Problem to work on: Repeat the data word for word. Do not include the pictures.

Extracted information:
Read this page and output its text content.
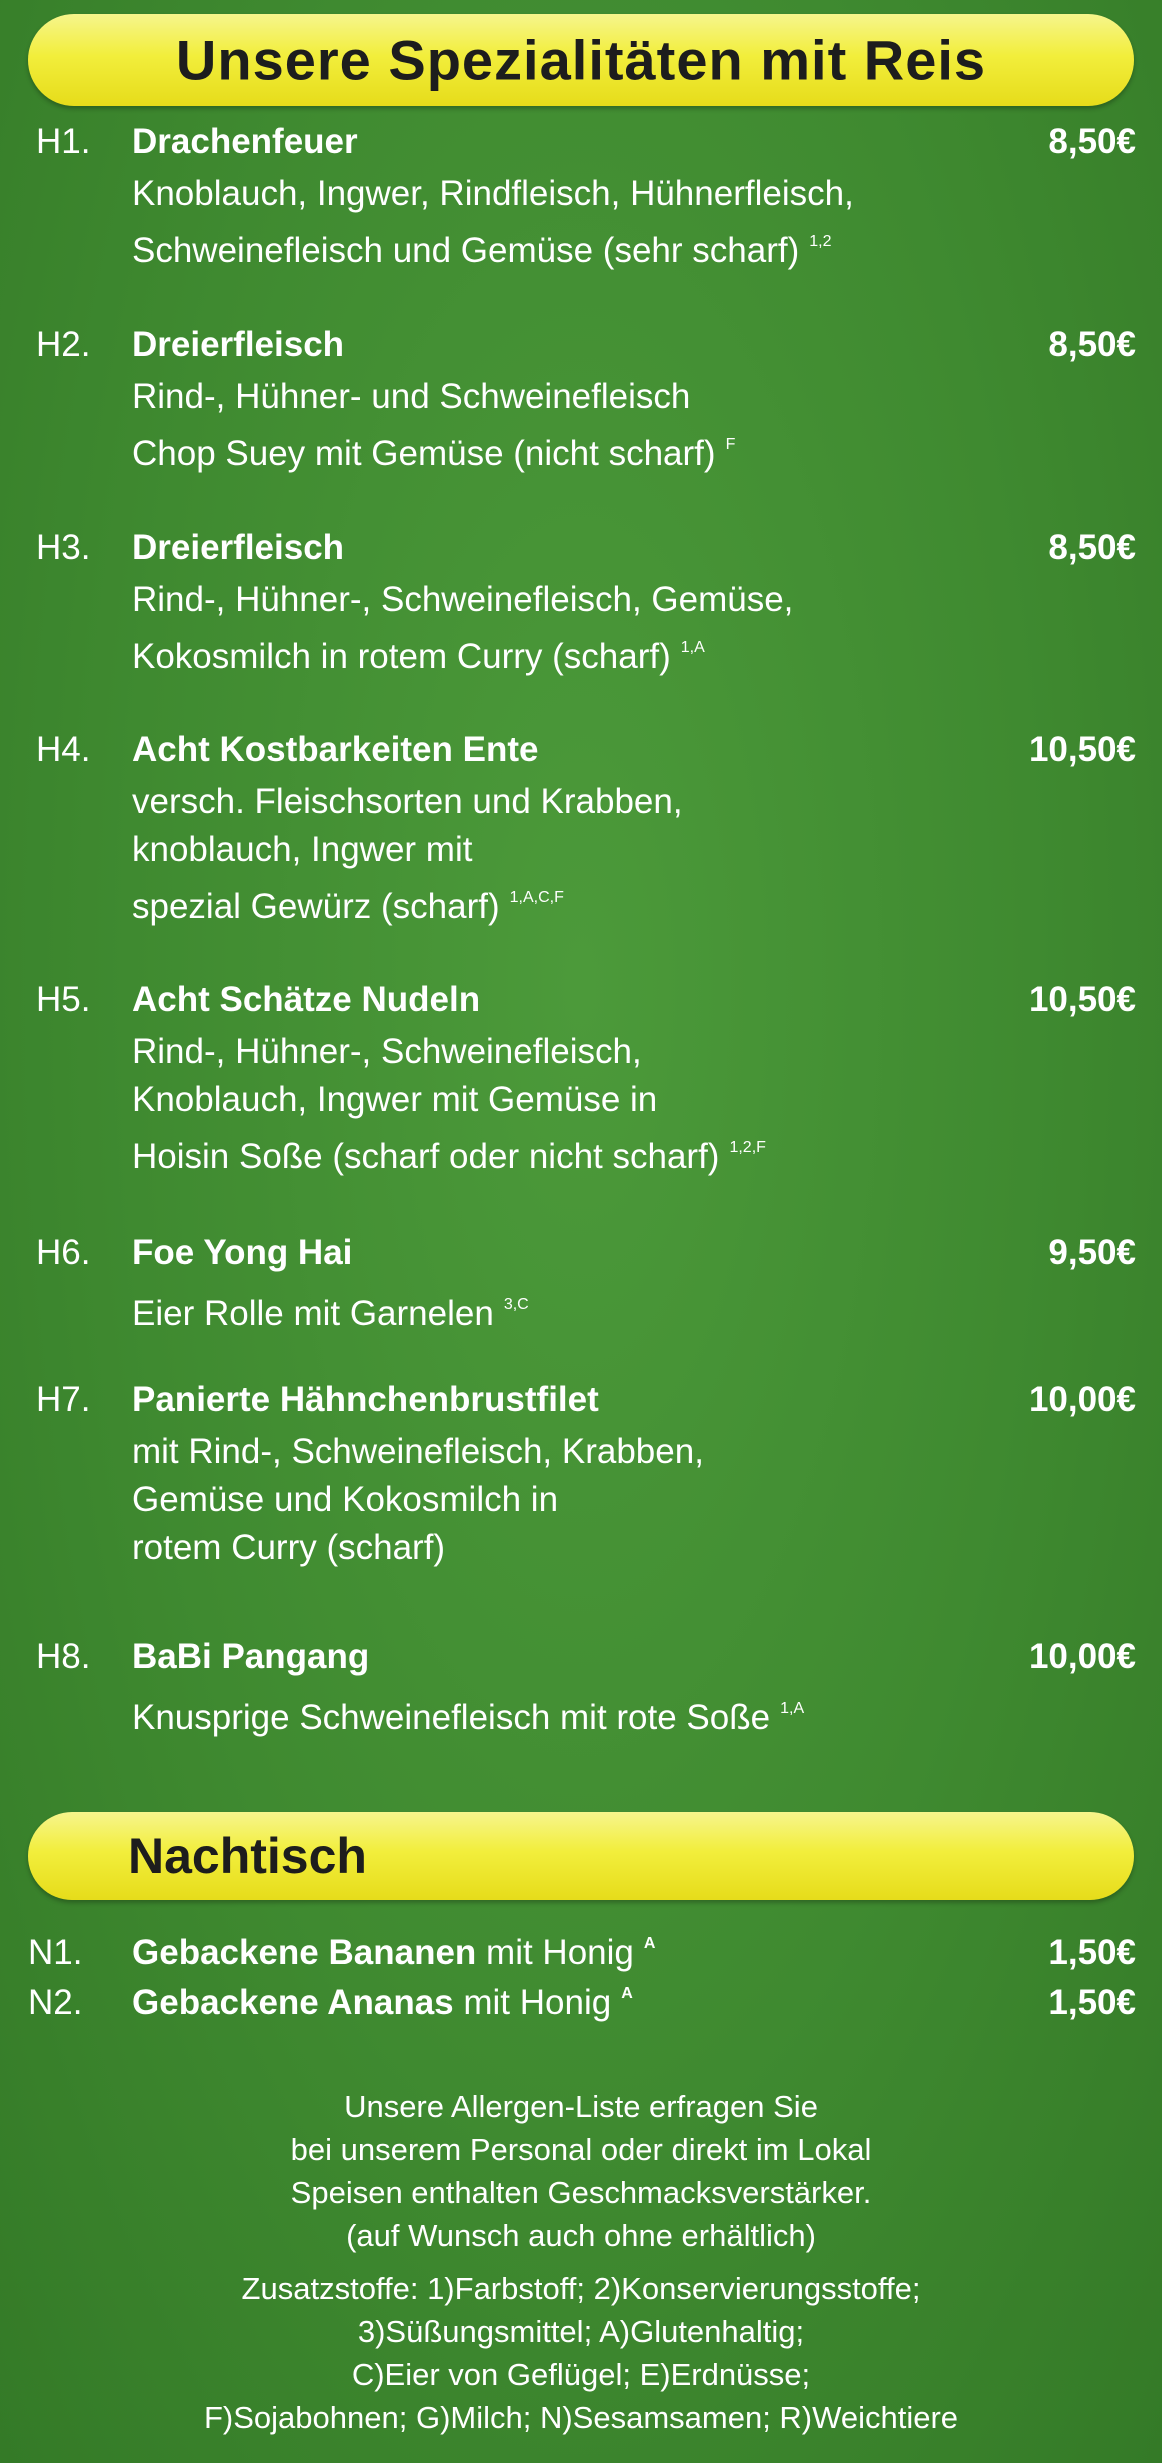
Unsere Spezialitäten mit Reis
H1. Drachenfeuer	8,50€
Knoblauch, Ingwer, Rindfleisch, Hühnerfleisch,
Schweinefleisch und Gemüse (sehr scharf) $^{1,2}$
H2. Dreierfleisch	8,50€
Rind-, Hühner- und Schweinefleisch
Chop Suey mit Gemüse (nicht scharf) $^F$
H3. Dreierfleisch	8,50€
Rind-, Hühner-, Schweinefleisch, Gemüse,
Kokosmilch in rotem Curry (scharf) $^{1,A}$
H4. Acht Kostbarkeiten Ente	10,50€
versch. Fleischsorten und Krabben,
knoblauch, Ingwer mit
spezial Gewürz (scharf) $^{1,A,C,F}$
H5. Acht Schätze Nudeln	10,50€
Rind-, Hühner-, Schweinefleisch,
Knoblauch, Ingwer mit Gemüse in
Hoisin Soße (scharf oder nicht scharf) $^{1,2,F}$
H6. Foe Yong Hai	9,50€
Eier Rolle mit Garnelen $^{3,C}$
H7. Panierte Hähnchenbrustfilet	10,00€
mit Rind-, Schweinefleisch, Krabben,
Gemüse und Kokosmilch in
rotem Curry (scharf)
H8. BaBi Pangang	10,00€
Knusprige Schweinefleisch mit rote Soße $^{1,A}$
Nachtisch
N1. Gebackene Bananen mit Honig $^A$	1,50€
N2. Gebackene Ananas mit Honig $^A$	1,50€
Unsere Allergen-Liste erfragen Sie
bei unserem Personal oder direkt im Lokal
Speisen enthalten Geschmacksverstärker.
(auf Wunsch auch ohne erhältlich)
Zusatzstoffe: 1)Farbstoff; 2)Konservierungsstoffe;
3)Süßungsmittel; A)Glutenhaltig;
C)Eier von Geflügel; E)Erdnüsse;
F)Sojabohnen; G)Milch; N)Sesamsamen; R)Weichtiere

Answer to this problem:
Read this page and output its text content.
Unsere Spezialitäten mit Reis
H1. Drachenfeuer	8,50€
Knoblauch, Ingwer, Rindfleisch, Hühnerfleisch,
Schweinefleisch und Gemüse (sehr scharf) $^{1,2}$
H2. Dreierfleisch	8,50€
Rind-, Hühner- und Schweinefleisch
Chop Suey mit Gemüse (nicht scharf) $^F$
H3. Dreierfleisch	8,50€
Rind-, Hühner-, Schweinefleisch, Gemüse,
Kokosmilch in rotem Curry (scharf) $^{1,A}$
H4. Acht Kostbarkeiten Ente	10,50€
versch. Fleischsorten und Krabben,
knoblauch, Ingwer mit
spezial Gewürz (scharf) $^{1,A,C,F}$
H5. Acht Schätze Nudeln	10,50€
Rind-, Hühner-, Schweinefleisch,
Knoblauch, Ingwer mit Gemüse in
Hoisin Soße (scharf oder nicht scharf) $^{1,2,F}$
H6. Foe Yong Hai	9,50€
Eier Rolle mit Garnelen $^{3,C}$
H7. Panierte Hähnchenbrustfilet	10,00€
mit Rind-, Schweinefleisch, Krabben,
Gemüse und Kokosmilch in
rotem Curry (scharf)
H8. BaBi Pangang	10,00€
Knusprige Schweinefleisch mit rote Soße $^{1,A}$
Nachtisch
N1. Gebackene Bananen mit Honig $^A$	1,50€
N2. Gebackene Ananas mit Honig $^A$	1,50€
Unsere Allergen-Liste erfragen Sie
bei unserem Personal oder direkt im Lokal
Speisen enthalten Geschmacksverstärker.
(auf Wunsch auch ohne erhältlich)
Zusatzstoffe: 1)Farbstoff; 2)Konservierungsstoffe;
3)Süßungsmittel; A)Glutenhaltig;
C)Eier von Geflügel; E)Erdnüsse;
F)Sojabohnen; G)Milch; N)Sesamsamen; R)Weichtiere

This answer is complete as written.